New Hampshire is working to develop a biotech industry, focusing on medical technology, especially the design and manufacture of materials that can replace bits of our bodies – skin, bone, muscle. Its focus is the New Hampshire Center for Multiscale Modeling and Manufacturing of Biomaterials (NH BioMade in short form) based in Durham, using expertise from UNH and others plus money and business/networking/research insight from Dean Kamen and others.

NH BioMade has just announced seed funding awards, up to $50,000 “for faculty and
research associates at New Hampshire universities and colleges to conduct pilot projects.”

This is basic research, the first step in the long process of R&D. and like a lot of basic research it’s not ripe for reducing to headlines.

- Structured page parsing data
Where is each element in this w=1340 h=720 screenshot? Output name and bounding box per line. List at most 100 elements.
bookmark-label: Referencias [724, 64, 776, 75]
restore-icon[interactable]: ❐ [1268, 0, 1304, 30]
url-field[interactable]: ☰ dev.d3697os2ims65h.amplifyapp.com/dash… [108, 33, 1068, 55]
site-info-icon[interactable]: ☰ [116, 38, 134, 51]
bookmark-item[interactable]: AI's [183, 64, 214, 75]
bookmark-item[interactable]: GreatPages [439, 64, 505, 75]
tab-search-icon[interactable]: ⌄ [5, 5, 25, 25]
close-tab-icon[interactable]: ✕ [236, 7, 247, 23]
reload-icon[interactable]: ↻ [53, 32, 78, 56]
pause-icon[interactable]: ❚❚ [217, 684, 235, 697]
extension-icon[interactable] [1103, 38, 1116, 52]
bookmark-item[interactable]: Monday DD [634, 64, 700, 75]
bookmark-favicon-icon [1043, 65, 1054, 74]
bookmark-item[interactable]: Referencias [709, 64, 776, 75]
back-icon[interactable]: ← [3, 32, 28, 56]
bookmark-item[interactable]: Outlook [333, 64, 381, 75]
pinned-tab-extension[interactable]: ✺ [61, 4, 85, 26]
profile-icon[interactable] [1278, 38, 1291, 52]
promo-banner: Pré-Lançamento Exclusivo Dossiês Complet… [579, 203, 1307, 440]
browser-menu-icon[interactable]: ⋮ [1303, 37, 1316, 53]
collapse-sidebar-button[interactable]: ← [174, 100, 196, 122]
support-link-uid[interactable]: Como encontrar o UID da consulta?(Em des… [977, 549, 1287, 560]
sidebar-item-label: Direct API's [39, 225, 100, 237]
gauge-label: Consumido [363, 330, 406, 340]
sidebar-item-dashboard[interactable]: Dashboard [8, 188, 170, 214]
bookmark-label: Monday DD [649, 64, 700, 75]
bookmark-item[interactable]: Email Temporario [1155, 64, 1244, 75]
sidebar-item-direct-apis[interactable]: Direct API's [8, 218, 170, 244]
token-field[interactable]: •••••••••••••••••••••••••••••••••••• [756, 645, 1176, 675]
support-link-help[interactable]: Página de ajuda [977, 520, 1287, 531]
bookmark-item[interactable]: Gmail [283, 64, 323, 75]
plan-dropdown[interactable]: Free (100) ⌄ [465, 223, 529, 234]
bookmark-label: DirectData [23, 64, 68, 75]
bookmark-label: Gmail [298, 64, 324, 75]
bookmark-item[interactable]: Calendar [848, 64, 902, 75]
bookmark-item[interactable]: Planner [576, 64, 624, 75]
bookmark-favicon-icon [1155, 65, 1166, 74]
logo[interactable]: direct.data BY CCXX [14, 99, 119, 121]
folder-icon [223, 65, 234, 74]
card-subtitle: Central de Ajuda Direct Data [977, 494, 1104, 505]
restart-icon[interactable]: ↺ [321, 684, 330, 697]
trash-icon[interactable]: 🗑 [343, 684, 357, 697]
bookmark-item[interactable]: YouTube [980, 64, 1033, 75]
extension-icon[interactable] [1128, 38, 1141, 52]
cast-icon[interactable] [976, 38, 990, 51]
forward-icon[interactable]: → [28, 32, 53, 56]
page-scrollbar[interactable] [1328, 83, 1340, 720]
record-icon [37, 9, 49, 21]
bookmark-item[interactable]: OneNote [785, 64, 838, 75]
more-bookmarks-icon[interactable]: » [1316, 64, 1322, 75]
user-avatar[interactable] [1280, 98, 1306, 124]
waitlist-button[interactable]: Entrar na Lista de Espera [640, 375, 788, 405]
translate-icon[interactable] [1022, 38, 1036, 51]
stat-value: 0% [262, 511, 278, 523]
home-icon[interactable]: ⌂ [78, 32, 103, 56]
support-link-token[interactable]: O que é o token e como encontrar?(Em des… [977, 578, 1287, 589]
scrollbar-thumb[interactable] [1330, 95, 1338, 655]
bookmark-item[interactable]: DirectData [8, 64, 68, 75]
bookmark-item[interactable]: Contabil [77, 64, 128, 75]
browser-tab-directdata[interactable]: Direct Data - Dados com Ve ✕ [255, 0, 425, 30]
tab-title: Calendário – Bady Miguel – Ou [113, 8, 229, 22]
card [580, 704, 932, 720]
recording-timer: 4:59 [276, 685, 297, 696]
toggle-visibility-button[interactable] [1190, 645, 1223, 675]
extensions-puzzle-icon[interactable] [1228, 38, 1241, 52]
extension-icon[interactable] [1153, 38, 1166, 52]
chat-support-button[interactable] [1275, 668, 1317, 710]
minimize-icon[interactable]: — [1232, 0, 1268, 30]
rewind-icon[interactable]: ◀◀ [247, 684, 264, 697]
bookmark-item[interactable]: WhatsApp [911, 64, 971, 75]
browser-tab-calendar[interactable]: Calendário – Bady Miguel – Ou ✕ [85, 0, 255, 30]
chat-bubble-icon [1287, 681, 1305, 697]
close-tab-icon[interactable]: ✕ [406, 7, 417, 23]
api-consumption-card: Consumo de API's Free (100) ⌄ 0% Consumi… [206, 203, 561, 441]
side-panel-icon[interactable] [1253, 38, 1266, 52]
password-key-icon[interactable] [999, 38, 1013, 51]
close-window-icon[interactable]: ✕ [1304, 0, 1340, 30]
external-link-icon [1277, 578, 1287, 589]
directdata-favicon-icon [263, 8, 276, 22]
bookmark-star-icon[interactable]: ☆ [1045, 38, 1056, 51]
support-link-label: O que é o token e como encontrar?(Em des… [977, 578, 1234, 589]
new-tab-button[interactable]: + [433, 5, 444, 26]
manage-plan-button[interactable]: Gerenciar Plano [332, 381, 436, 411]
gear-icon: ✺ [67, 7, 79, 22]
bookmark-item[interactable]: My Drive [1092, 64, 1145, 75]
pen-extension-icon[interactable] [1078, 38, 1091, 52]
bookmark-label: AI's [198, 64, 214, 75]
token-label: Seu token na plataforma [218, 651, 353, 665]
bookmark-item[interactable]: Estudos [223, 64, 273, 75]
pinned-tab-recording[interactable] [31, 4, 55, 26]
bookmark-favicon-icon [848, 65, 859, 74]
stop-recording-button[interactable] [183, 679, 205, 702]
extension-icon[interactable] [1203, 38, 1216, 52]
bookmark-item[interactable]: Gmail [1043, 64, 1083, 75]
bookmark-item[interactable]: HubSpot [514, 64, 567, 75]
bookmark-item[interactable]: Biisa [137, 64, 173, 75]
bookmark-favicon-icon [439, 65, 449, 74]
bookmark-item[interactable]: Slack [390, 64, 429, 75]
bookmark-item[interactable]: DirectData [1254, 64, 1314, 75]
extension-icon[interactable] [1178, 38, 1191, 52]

- Tasks to complete
A – Print everything in the passage on New Hampshire's biotech industry from "NH BioMade has" down to "reducing to headlines.".
B – Carry on the passage on New Hampshire's biotech industry, starting after its last sentence.
These entries have no connection to the passage on New Hampshire's biotech industry.

- Answers for the tasks
A –
NH BioMade has just announced seed funding awards, up to $50,000 “for faculty and
research associates at New Hampshire universities and colleges to conduct pilot projects.”

This is basic research, the first step in the long process of R&D. and like a lot of basic research it’s not ripe for reducing to headlines.

B –
Among the winners we have “3D-Printable Polyrotaxane-based Tissue Engineering with Controlled Degradability”, and “Design of Microporous Metal Oxide Transistors for Field-Enhanced Biochemical Sensing of the Immune Response”, and “Establishing Bio-Ink Design Parameters for Extrusion-Based-Bio-Printing Processes,” to name a few.

All important topics, and some of them may y turn into important developments that can save a soldier on the battlefield or improve somebody’s life after a car accident or solve a serious congenital malady. It’s good that they’re being funded, and good for New Hampshire that they’re being funded here. Even if you and I might scratch our heads about what exactly they involve.